## [Data to process]
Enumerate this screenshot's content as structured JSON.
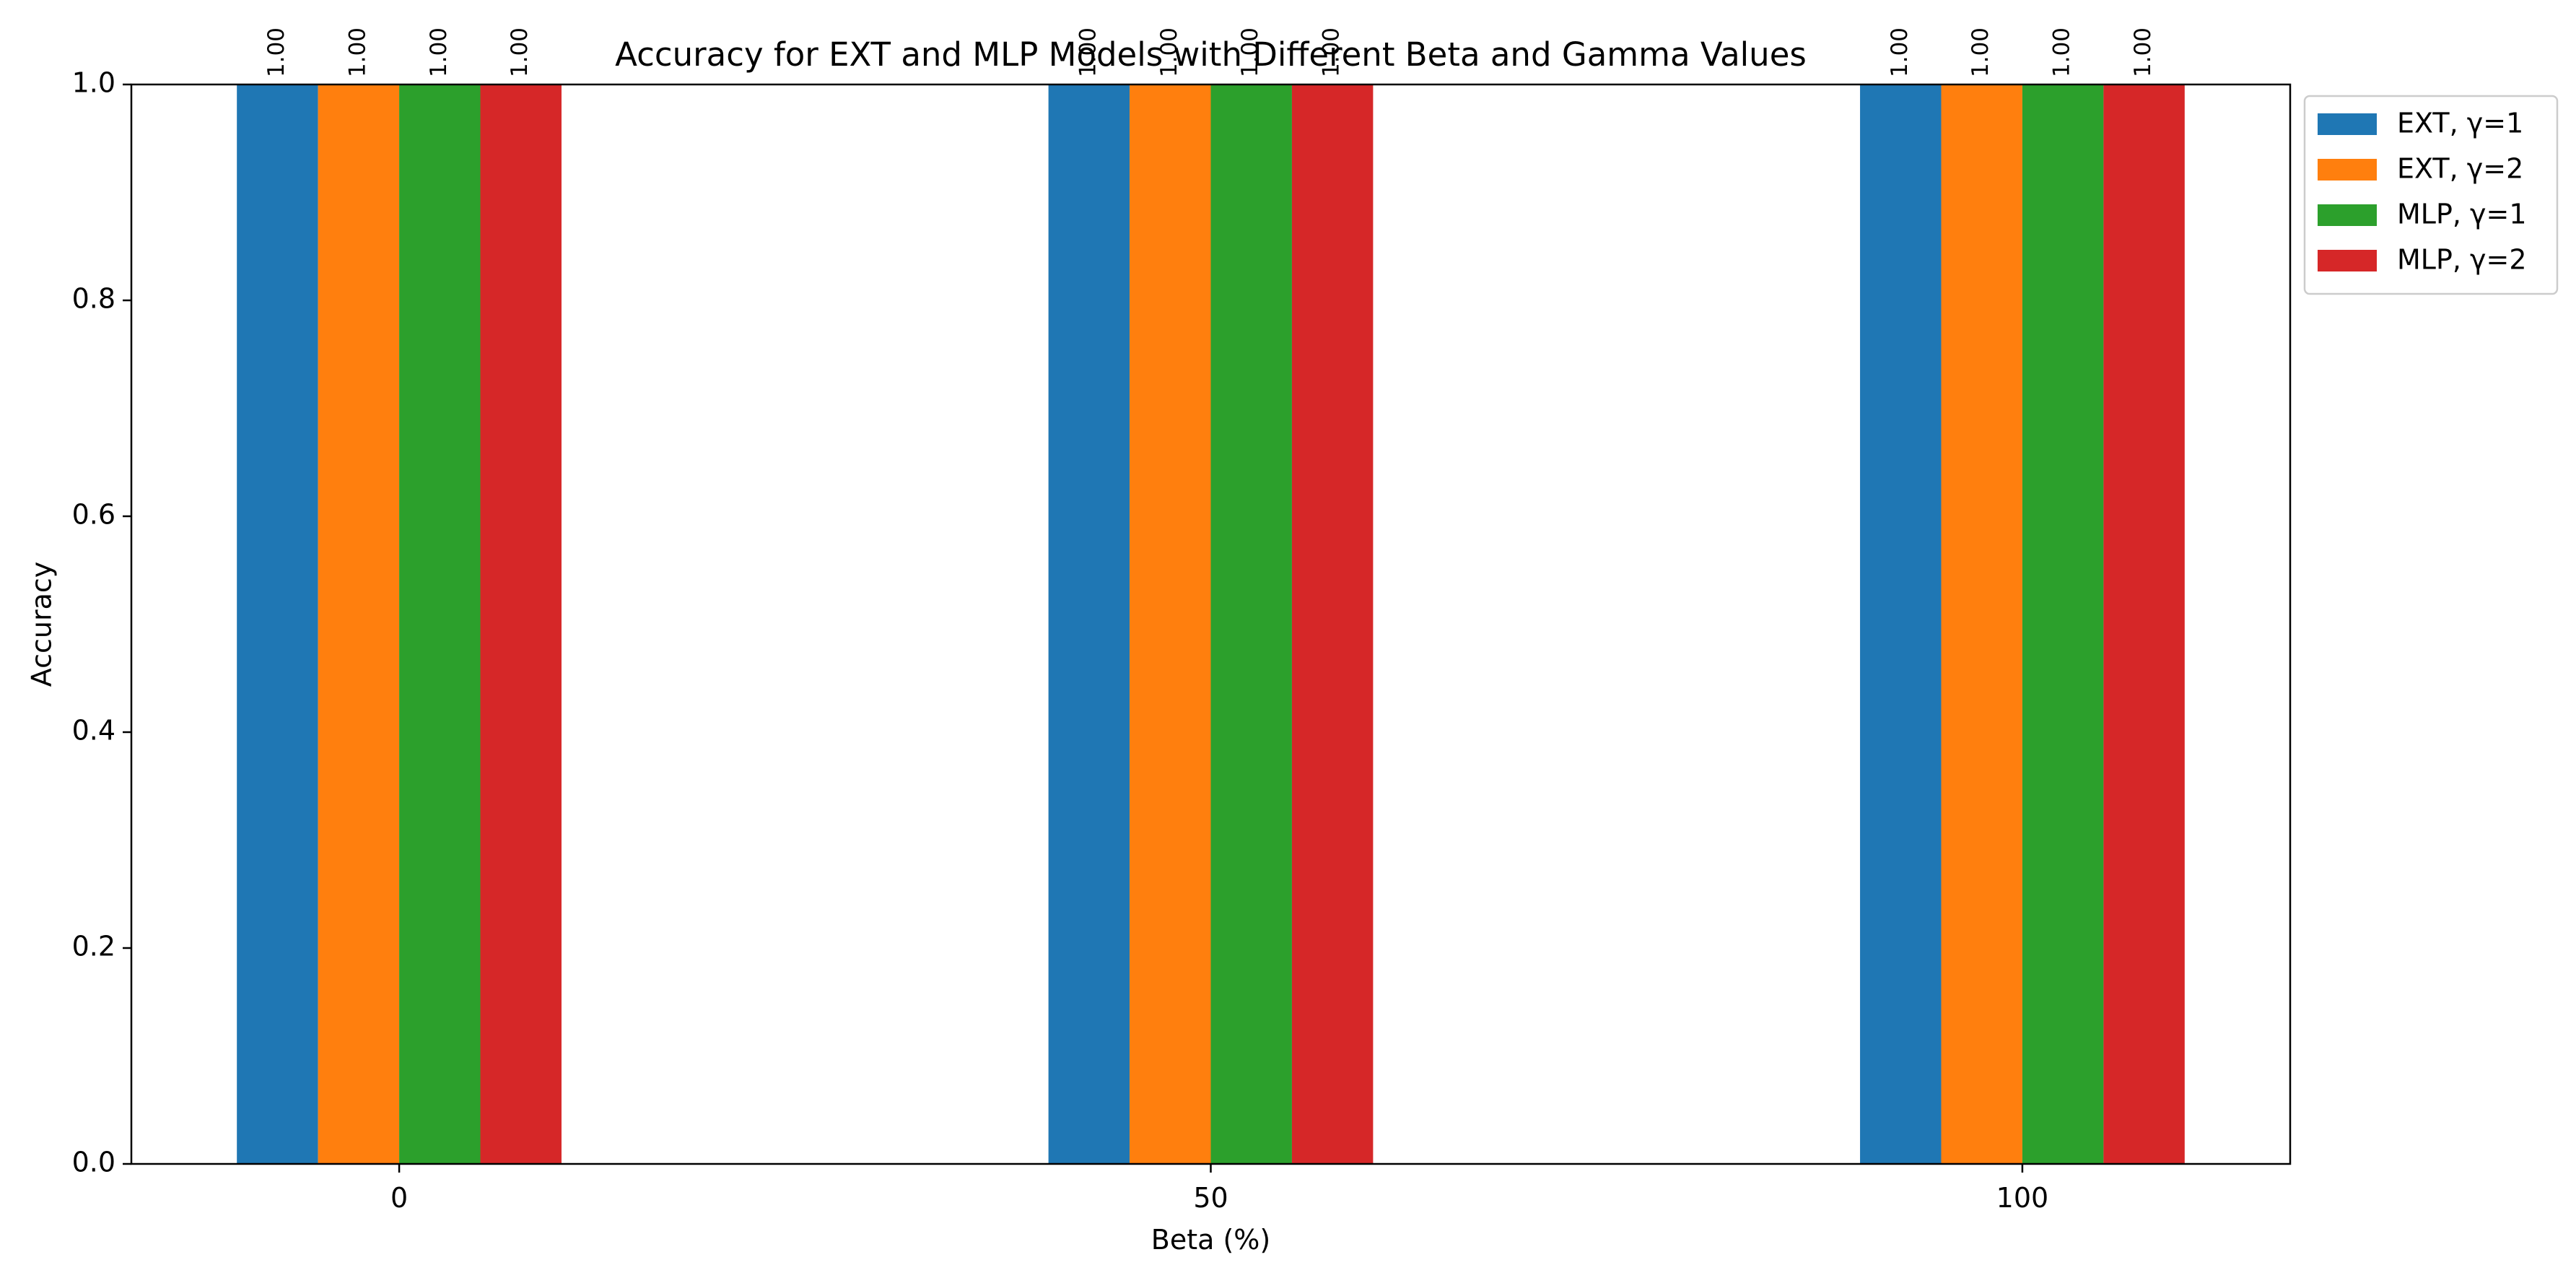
{
  "chart_data": {
    "type": "bar",
    "title": "Accuracy for EXT and MLP Models with Different Beta and Gamma Values",
    "xlabel": "Beta (%)",
    "ylabel": "Accuracy",
    "categories": [
      "0",
      "50",
      "100"
    ],
    "ylim": [
      0,
      1
    ],
    "yticks": [
      "0.0",
      "0.2",
      "0.4",
      "0.6",
      "0.8",
      "1.0"
    ],
    "grid": false,
    "legend_position": "outside-top-right",
    "series": [
      {
        "name": "EXT, γ=1",
        "color": "#1f77b4",
        "values": [
          1.0,
          1.0,
          1.0
        ],
        "labels": [
          "1.00",
          "1.00",
          "1.00"
        ]
      },
      {
        "name": "EXT, γ=2",
        "color": "#ff7f0e",
        "values": [
          1.0,
          1.0,
          1.0
        ],
        "labels": [
          "1.00",
          "1.00",
          "1.00"
        ]
      },
      {
        "name": "MLP, γ=1",
        "color": "#2ca02c",
        "values": [
          1.0,
          1.0,
          1.0
        ],
        "labels": [
          "1.00",
          "1.00",
          "1.00"
        ]
      },
      {
        "name": "MLP, γ=2",
        "color": "#d62728",
        "values": [
          1.0,
          1.0,
          1.0
        ],
        "labels": [
          "1.00",
          "1.00",
          "1.00"
        ]
      }
    ]
  }
}
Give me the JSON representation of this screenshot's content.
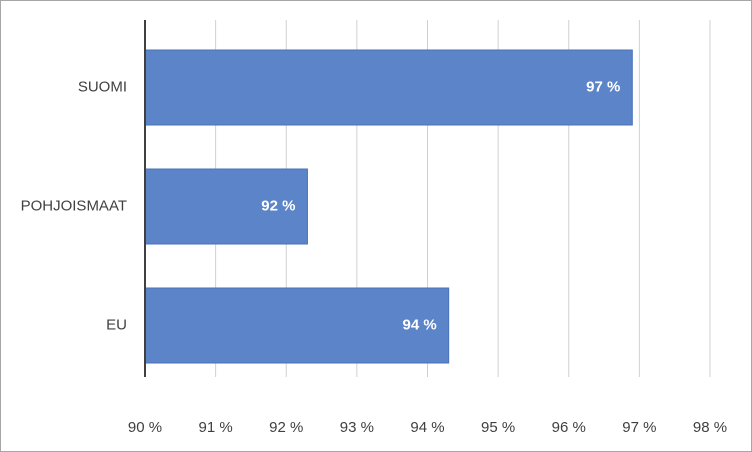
{
  "chart_data": {
    "type": "bar",
    "orientation": "horizontal",
    "categories": [
      "SUOMI",
      "POHJOISMAAT",
      "EU"
    ],
    "values": [
      96.9,
      92.3,
      94.3
    ],
    "value_labels": [
      "97 %",
      "92 %",
      "94 %"
    ],
    "color": "#5b84c9",
    "xlim": [
      90,
      98
    ],
    "xticks": [
      {
        "value": 90,
        "label": "90 %"
      },
      {
        "value": 91,
        "label": "91 %"
      },
      {
        "value": 92,
        "label": "92 %"
      },
      {
        "value": 93,
        "label": "93 %"
      },
      {
        "value": 94,
        "label": "94 %"
      },
      {
        "value": 95,
        "label": "95 %"
      },
      {
        "value": 96,
        "label": "96 %"
      },
      {
        "value": 97,
        "label": "97 %"
      },
      {
        "value": 98,
        "label": "98 %"
      }
    ],
    "grid": true
  }
}
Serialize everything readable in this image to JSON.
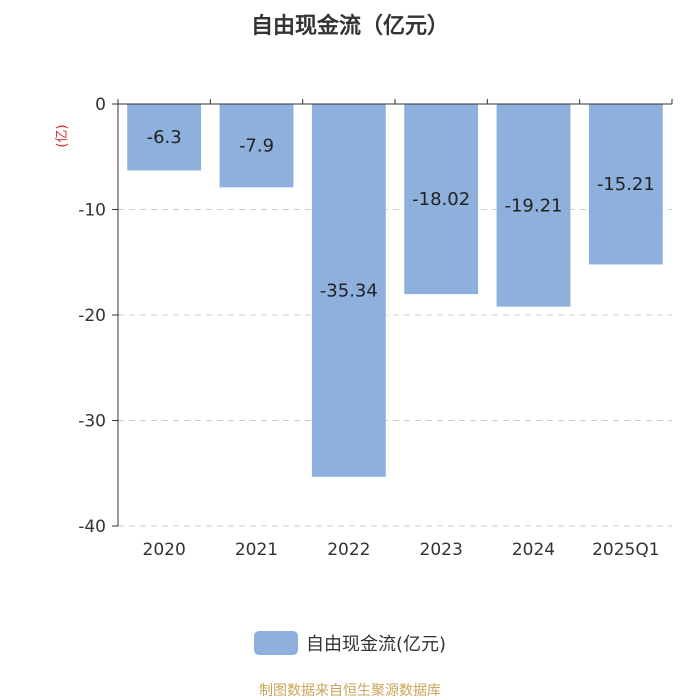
{
  "chart_data": {
    "type": "bar",
    "title": "自由现金流（亿元）",
    "ylabel": "(亿)",
    "categories": [
      "2020",
      "2021",
      "2022",
      "2023",
      "2024",
      "2025Q1"
    ],
    "series": [
      {
        "name": "自由现金流(亿元)",
        "values": [
          -6.3,
          -7.9,
          -35.34,
          -18.02,
          -19.21,
          -15.21
        ]
      }
    ],
    "data_labels": [
      "-6.3",
      "-7.9",
      "-35.34",
      "-18.02",
      "-19.21",
      "-15.21"
    ],
    "ylim": [
      -40,
      0
    ],
    "yticks": [
      0,
      -10,
      -20,
      -30,
      -40
    ],
    "grid": true,
    "legend": "bottom-center",
    "bar_color": "#8eb0dd"
  },
  "source": "制图数据来自恒生聚源数据库"
}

## [Exercise directions]
Extract each line holding the string "JSON".

## [Exercise result]
Enumerate this screenshot's content as structured JSON.
Give me the JSON representation of this screenshot's content.
Serialize everything readable in this image to JSON.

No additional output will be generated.